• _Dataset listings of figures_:
◆ ◆ ◆ ◆ ◆
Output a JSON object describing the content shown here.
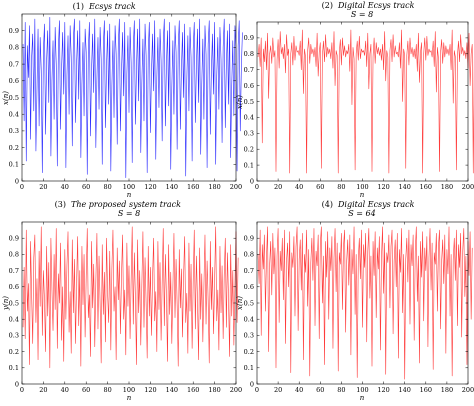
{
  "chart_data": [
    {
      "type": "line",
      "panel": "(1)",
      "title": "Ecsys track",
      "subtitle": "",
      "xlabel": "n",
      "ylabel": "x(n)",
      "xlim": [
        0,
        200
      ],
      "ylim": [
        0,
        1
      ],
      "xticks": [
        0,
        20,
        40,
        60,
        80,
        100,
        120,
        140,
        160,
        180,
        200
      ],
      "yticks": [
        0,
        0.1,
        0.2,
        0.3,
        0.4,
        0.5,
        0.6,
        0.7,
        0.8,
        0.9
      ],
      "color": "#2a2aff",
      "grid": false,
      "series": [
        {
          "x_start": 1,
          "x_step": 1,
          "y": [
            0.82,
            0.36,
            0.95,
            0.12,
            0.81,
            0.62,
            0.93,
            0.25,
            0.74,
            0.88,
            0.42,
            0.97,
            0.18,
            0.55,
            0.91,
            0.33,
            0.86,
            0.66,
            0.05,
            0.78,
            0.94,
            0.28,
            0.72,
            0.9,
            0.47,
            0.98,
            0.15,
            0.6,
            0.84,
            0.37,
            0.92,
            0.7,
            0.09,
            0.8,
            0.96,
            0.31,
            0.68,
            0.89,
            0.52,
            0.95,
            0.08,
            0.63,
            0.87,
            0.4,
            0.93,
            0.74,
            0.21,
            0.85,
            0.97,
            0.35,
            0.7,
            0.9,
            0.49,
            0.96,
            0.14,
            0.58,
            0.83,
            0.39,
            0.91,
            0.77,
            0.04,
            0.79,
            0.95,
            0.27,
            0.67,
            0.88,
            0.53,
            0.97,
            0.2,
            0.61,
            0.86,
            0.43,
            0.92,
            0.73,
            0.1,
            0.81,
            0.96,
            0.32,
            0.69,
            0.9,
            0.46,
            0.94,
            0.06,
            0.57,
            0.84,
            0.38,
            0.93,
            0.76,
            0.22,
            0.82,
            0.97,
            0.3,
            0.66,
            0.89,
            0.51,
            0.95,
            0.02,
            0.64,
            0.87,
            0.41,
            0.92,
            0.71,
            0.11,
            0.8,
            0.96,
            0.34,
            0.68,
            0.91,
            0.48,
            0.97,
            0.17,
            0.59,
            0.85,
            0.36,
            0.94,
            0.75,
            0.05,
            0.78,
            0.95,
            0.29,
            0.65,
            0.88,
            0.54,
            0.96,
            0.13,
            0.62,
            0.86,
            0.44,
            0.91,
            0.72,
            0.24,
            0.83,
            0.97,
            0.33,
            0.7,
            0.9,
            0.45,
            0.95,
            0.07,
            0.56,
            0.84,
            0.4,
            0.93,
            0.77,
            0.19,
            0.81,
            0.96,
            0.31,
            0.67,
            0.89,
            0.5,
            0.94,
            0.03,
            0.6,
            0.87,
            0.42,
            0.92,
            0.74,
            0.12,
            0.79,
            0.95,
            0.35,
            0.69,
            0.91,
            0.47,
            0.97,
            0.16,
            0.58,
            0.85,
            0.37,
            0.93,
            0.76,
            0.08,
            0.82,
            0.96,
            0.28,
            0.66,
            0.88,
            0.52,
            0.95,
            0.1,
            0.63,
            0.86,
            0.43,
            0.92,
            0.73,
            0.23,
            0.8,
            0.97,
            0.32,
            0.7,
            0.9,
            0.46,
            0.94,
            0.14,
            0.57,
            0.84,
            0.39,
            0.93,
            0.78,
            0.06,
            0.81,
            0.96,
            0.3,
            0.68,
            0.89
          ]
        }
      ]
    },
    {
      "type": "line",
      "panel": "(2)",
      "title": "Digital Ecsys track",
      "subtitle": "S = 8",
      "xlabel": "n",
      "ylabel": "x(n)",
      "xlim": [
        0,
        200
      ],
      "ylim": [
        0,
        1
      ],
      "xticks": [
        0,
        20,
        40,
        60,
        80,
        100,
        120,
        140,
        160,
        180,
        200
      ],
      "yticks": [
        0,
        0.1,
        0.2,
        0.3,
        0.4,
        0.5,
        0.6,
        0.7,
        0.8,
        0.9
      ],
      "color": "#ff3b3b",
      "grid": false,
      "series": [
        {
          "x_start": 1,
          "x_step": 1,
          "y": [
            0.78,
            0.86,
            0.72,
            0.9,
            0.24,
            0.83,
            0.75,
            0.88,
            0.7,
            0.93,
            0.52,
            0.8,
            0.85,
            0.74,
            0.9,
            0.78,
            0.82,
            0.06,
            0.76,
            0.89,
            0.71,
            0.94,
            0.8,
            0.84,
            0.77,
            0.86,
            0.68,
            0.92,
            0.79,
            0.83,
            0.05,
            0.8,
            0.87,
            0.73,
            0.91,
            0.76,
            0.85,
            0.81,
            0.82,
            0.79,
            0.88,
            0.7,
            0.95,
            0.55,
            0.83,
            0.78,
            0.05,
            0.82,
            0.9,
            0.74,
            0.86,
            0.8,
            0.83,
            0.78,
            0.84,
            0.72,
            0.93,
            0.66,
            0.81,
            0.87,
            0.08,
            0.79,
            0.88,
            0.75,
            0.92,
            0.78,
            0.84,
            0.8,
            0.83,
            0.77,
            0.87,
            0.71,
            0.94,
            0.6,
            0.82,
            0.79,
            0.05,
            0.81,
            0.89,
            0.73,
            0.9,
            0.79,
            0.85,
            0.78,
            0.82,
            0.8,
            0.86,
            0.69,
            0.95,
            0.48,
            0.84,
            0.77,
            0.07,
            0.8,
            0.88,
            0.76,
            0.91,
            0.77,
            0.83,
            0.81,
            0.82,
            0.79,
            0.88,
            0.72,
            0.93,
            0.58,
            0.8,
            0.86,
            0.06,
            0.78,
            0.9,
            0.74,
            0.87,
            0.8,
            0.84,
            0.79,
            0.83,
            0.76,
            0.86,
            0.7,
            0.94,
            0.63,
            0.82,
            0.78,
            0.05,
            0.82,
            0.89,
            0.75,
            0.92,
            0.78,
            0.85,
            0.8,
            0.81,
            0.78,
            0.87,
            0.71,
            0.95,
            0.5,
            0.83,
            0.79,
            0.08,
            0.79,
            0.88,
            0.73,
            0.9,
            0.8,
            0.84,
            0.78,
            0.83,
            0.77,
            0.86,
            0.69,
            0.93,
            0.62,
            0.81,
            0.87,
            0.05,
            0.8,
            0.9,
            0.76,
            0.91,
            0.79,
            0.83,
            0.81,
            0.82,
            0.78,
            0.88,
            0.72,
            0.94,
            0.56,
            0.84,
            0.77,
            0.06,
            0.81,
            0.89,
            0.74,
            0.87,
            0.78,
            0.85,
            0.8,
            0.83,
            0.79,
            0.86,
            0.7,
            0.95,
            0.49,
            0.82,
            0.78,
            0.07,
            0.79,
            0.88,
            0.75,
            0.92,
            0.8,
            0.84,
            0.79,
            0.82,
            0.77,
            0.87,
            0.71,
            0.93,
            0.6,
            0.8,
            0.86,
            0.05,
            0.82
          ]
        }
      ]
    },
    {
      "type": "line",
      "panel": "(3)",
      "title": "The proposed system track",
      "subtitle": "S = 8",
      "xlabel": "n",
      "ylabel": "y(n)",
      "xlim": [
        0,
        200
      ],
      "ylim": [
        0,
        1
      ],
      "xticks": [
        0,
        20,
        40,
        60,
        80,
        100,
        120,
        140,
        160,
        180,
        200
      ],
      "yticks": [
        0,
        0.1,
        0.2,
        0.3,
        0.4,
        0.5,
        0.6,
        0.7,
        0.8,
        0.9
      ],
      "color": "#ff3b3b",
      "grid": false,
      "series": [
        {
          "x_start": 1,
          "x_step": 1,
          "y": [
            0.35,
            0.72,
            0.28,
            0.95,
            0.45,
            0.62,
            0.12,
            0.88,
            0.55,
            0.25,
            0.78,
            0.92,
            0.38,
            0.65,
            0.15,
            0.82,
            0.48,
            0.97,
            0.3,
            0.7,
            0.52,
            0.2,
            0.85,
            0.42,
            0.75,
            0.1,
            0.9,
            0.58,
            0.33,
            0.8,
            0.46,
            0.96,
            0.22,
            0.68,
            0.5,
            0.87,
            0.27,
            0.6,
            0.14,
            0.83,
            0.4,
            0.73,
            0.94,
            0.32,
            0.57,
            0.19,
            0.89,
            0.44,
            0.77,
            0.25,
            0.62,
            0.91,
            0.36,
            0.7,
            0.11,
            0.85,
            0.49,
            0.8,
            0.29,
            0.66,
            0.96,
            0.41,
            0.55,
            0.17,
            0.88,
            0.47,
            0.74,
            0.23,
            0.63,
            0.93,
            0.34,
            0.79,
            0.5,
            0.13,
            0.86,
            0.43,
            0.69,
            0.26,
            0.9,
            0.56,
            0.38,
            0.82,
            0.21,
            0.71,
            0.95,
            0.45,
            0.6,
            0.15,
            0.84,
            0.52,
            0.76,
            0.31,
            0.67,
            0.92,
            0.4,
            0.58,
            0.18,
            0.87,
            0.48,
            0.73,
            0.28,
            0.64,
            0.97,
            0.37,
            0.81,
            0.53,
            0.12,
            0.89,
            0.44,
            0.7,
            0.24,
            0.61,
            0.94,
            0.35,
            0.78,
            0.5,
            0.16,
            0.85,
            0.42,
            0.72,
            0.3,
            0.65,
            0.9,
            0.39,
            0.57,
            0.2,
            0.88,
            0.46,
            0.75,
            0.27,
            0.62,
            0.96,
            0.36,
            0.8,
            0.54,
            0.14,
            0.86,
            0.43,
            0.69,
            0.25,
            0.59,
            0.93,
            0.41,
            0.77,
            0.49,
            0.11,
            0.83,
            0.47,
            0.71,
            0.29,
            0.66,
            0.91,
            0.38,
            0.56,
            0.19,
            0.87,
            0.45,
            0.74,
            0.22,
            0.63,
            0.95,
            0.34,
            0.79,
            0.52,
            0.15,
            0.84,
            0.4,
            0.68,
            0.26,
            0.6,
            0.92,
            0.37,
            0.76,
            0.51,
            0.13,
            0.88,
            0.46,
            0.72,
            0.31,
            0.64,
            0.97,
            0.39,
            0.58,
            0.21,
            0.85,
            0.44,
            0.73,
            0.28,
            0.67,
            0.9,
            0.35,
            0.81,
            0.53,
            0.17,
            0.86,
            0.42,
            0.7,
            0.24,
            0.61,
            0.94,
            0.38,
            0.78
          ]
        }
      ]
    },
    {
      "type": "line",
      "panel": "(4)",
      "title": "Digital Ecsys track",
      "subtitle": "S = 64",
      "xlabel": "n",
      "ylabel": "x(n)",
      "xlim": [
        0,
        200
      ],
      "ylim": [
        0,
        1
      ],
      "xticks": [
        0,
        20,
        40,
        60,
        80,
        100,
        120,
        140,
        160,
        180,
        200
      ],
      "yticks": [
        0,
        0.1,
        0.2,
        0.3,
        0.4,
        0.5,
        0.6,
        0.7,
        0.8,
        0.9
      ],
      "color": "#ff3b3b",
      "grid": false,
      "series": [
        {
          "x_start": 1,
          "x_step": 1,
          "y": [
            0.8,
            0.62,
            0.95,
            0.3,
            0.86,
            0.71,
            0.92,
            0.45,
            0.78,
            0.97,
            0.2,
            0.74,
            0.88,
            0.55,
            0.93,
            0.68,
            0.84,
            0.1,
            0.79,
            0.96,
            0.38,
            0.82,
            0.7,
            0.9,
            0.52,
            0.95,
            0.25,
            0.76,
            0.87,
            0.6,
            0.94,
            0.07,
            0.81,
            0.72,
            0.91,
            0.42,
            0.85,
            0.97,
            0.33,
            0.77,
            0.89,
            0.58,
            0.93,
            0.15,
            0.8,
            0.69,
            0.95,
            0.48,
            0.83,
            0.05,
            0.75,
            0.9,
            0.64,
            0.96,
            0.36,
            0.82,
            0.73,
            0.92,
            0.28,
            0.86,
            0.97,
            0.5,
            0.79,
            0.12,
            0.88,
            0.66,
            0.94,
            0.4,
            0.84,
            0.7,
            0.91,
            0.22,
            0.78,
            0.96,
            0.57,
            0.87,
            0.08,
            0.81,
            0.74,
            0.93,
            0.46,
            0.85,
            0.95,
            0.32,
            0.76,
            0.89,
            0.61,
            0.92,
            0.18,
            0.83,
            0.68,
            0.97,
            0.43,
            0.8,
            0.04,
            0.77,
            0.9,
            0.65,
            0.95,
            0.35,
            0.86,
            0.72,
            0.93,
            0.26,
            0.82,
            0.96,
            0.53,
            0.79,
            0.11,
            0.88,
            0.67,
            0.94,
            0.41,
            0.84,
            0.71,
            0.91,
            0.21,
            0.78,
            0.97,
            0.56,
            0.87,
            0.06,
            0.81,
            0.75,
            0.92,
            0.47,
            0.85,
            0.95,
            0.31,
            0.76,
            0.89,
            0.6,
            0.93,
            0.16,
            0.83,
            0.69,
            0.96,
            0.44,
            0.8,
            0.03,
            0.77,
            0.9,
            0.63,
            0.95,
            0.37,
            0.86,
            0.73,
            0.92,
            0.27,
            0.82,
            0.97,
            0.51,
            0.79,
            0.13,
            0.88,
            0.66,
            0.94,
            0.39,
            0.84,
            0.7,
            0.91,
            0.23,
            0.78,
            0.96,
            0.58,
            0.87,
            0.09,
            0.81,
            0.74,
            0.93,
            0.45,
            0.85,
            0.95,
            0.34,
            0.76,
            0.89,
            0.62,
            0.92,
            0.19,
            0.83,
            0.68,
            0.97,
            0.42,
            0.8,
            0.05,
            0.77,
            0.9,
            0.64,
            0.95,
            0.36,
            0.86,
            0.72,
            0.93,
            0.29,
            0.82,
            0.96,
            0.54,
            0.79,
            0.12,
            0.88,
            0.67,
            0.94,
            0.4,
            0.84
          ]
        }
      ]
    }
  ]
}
◆ ◆ ◆ ◆ ◆
• _TASK REQUIREMENTS_: Copy each line in the data that holds the word "subtitle".

• _EXERCISE RESPONSE_:
      "subtitle": "",
      "subtitle": "S = 8",
      "subtitle": "S = 8",
      "subtitle": "S = 64",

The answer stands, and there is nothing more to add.